THINGS TO DO —
A) Transcribe the part of the cedar painting thread from "In my opinion, no" up to and including "was the culprit.".
B) In the cedar painting thread, what should cedar be cleaned with?
C) Which specific products or chemicals does the cedar painting thread name? List every one.

PASSAGE TO READ —

That implies this is the second paint job, and unfortunetly no amount of paint will stop the bleeding if moisture is present and back priming is not. Often have the same problem, I can halt the stains using an oil stain blocker, but _teardrops_ appear underneath the siding edge. Lucky these disappear after a few warm days, but the first time I saw these I thought I was in big trouble.

What do you think about the Duration Paint/Stain? Read their info and it seems similar to Cabots Pro-Vt.


----------



## PressurePros

Just gonna jump in on the prep and toss my peanuts in from the upper balcony. Cedar should be cleaned with a mildewcide like sodium percarbonate and then pH balanced with an acid to prevent/slow tannin and extractive bleed. 

In my opinion, no wood should be painted, ever. Too many issues with moisture. I'm not saying it isn't done or that some guys haven't had success painting it. Cedar is a soft, high expansion wood. The prep has to be very good for paint to stick to it. In this homeowner's case I am going to venture that moisture content was the culprit.

DATASET —
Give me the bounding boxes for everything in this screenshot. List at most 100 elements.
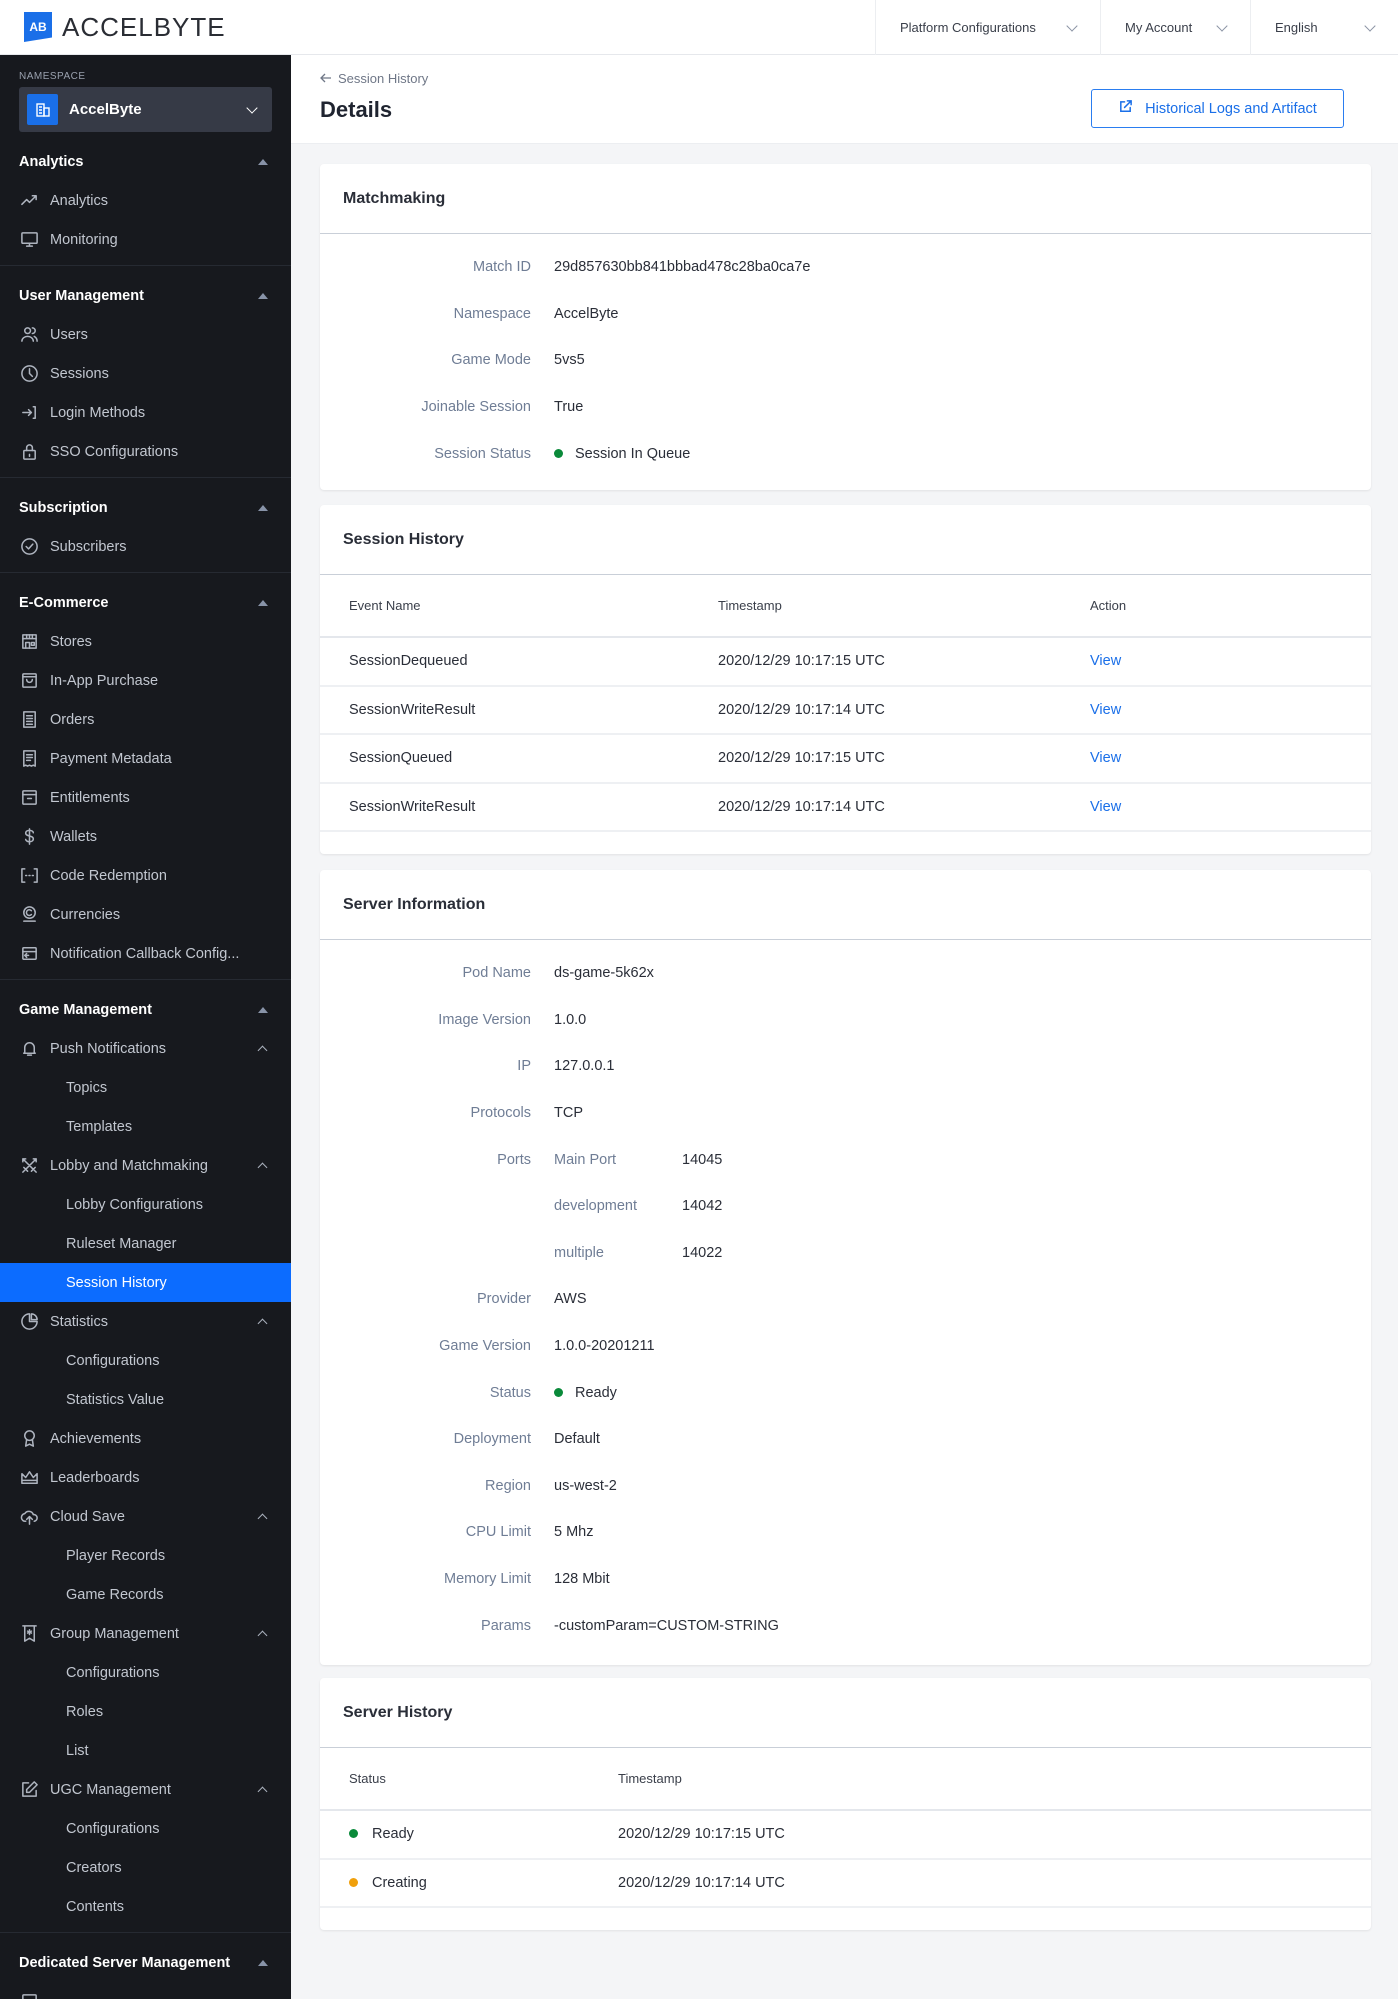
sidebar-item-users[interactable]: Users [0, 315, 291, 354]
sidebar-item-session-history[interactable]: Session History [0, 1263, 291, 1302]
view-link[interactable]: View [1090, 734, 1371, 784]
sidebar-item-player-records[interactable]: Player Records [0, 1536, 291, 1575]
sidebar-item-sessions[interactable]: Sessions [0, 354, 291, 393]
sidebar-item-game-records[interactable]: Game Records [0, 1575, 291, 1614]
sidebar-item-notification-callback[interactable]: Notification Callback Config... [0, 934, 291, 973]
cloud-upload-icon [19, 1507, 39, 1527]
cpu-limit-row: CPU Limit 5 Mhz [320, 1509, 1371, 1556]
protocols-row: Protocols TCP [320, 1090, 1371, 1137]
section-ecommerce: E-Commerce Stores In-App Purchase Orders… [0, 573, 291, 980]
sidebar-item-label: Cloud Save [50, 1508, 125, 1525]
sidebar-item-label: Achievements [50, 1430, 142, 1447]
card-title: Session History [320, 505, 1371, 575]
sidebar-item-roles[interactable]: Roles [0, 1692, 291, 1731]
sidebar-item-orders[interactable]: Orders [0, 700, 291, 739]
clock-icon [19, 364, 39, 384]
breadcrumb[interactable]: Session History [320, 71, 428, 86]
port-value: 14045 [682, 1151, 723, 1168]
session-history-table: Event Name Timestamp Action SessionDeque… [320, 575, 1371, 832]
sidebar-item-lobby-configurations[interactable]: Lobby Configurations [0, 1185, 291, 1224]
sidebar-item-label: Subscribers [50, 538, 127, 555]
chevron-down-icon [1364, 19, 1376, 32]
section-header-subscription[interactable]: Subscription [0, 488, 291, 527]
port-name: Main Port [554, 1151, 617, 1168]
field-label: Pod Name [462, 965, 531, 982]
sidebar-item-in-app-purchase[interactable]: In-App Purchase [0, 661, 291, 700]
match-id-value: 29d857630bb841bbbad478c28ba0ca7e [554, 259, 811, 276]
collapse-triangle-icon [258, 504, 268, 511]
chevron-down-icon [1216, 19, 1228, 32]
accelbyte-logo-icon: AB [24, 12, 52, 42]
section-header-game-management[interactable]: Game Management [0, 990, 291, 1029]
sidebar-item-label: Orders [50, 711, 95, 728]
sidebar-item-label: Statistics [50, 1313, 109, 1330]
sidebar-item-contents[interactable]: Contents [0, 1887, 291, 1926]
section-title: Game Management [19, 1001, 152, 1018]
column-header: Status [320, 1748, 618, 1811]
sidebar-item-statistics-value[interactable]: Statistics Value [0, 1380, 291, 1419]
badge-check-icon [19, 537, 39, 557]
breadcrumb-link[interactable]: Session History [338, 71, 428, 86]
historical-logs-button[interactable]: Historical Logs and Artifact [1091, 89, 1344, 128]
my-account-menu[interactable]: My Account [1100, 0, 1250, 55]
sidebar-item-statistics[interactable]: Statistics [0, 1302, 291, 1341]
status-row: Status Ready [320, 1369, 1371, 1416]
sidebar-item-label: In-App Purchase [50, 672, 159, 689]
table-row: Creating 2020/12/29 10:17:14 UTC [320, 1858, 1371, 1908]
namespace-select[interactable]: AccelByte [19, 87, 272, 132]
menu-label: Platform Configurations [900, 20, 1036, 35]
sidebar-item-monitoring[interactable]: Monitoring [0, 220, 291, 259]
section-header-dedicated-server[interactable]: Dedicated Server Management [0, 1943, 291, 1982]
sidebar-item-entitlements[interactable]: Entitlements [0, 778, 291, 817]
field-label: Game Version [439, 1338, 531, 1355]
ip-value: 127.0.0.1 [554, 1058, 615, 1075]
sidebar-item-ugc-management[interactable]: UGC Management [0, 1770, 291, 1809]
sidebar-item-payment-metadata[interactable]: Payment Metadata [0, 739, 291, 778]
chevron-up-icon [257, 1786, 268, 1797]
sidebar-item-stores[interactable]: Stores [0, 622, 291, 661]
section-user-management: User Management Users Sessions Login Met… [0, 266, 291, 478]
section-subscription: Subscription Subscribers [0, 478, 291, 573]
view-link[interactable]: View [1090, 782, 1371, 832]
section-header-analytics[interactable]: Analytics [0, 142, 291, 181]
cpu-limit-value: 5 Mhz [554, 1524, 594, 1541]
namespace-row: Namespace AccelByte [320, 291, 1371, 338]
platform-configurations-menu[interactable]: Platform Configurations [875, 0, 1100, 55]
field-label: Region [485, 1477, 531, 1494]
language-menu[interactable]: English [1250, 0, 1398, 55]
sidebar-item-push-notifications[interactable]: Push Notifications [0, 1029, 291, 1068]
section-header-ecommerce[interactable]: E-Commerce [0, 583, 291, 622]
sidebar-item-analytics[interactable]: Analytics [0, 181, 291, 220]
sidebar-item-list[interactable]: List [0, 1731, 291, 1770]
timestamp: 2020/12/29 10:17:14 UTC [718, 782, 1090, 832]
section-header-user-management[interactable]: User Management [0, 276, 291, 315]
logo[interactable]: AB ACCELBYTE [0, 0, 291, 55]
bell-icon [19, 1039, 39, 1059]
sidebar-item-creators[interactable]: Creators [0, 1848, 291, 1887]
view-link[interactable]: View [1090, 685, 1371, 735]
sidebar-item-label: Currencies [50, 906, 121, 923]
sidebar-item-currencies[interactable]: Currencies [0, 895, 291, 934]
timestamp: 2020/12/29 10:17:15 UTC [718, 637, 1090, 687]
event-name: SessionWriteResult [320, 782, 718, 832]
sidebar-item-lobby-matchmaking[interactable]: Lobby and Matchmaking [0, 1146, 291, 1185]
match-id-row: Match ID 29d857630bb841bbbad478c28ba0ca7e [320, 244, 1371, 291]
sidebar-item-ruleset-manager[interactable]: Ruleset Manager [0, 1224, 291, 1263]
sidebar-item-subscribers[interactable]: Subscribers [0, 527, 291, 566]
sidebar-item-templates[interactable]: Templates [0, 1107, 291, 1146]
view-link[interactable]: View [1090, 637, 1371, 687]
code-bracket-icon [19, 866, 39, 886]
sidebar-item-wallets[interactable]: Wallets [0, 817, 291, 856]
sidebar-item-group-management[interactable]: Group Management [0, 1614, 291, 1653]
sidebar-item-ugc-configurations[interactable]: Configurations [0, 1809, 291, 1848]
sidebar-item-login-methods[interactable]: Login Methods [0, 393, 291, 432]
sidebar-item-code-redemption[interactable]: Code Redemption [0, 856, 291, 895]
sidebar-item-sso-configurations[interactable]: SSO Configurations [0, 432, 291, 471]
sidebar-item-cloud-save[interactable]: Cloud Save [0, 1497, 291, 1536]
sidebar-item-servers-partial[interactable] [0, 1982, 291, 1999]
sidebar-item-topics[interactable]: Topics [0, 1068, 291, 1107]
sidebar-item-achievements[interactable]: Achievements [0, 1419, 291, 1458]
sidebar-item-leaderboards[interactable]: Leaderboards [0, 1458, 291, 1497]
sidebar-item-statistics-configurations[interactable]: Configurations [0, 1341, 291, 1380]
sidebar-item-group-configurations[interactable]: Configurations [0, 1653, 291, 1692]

...

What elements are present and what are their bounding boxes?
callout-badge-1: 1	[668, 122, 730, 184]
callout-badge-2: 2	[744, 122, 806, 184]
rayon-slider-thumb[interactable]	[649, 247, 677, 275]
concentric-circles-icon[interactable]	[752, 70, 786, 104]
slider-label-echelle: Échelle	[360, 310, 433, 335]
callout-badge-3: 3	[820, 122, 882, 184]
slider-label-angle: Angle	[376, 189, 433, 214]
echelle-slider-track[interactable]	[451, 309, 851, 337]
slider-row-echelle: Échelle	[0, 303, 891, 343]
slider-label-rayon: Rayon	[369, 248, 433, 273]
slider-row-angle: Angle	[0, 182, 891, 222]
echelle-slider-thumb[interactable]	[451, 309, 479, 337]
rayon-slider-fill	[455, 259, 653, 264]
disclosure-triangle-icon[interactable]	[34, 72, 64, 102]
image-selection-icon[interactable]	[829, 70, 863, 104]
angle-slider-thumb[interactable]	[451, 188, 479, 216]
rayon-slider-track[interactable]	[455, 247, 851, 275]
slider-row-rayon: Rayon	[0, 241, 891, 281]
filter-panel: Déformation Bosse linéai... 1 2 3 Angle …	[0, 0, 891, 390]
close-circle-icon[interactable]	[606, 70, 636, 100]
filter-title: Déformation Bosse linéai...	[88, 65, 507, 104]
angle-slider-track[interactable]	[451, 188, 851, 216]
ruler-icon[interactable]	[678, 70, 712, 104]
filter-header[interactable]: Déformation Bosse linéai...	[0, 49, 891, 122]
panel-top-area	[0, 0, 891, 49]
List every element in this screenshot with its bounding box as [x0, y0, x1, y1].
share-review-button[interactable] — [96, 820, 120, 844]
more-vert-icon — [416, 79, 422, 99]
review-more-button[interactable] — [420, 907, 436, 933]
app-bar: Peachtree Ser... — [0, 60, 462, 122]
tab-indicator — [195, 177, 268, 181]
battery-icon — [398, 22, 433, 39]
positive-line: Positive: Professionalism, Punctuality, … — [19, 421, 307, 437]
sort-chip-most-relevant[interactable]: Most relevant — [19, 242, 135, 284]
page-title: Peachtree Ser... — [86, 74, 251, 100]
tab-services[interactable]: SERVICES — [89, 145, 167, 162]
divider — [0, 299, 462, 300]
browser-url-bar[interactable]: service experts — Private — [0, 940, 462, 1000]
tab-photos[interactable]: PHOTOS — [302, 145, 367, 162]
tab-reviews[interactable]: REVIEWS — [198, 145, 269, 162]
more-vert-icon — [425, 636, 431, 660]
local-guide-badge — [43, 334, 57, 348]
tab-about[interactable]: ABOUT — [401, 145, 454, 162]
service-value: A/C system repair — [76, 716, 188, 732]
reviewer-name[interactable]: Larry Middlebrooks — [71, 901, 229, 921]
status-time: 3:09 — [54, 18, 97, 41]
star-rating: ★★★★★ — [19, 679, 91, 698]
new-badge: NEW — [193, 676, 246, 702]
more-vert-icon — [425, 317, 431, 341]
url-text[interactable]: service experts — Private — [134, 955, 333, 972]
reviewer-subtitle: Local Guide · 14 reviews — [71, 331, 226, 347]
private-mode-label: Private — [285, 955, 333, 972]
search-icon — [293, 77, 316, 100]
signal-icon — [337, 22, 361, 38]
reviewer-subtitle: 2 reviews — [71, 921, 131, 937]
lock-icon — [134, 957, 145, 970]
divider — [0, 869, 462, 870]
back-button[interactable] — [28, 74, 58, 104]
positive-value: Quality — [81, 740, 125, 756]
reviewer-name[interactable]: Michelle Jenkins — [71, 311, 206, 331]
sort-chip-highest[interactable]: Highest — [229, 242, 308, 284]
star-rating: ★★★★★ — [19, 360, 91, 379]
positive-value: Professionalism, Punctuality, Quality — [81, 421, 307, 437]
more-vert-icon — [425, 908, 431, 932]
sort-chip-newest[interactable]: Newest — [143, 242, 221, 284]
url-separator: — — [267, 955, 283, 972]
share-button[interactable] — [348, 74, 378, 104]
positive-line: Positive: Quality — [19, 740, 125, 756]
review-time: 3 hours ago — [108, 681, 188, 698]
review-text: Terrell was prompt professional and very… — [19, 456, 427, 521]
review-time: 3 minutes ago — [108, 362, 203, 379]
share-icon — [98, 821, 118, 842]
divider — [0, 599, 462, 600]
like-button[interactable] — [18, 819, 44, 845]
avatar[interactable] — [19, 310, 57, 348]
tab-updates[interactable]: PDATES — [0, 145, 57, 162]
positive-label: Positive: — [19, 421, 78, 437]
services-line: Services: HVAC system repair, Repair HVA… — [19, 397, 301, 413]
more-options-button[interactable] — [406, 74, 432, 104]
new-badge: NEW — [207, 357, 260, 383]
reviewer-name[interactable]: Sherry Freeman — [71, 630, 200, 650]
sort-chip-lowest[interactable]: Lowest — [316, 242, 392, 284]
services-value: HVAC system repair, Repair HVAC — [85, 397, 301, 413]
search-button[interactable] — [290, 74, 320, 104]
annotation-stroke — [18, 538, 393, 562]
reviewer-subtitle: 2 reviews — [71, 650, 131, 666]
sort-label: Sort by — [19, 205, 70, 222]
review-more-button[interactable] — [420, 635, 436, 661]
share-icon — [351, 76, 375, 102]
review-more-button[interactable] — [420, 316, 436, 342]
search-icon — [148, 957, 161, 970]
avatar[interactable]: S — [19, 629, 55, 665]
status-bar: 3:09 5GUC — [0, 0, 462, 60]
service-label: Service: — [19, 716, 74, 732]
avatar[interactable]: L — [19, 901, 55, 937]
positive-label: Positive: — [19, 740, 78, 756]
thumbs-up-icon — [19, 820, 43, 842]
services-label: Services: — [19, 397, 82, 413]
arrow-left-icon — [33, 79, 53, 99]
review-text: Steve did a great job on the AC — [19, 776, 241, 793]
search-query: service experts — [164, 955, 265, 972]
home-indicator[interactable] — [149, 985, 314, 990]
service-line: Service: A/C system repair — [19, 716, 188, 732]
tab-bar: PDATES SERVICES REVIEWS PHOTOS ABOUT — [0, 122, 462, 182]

OUTPUTS BY TASK —
A)
In my opinion, no wood should be painted, ever. Too many issues with moisture. I'm not saying it isn't done or that some guys haven't had success painting it. Cedar is a soft, high expansion wood. The prep has to be very good for paint to stick to it. In this homeowner's case I am going to venture that moisture content was the culprit.

B) A mildewcide like sodium percarbonate.

C)
- Duration Paint/Stain
- Cabots Pro-Vt
- sodium percarbonate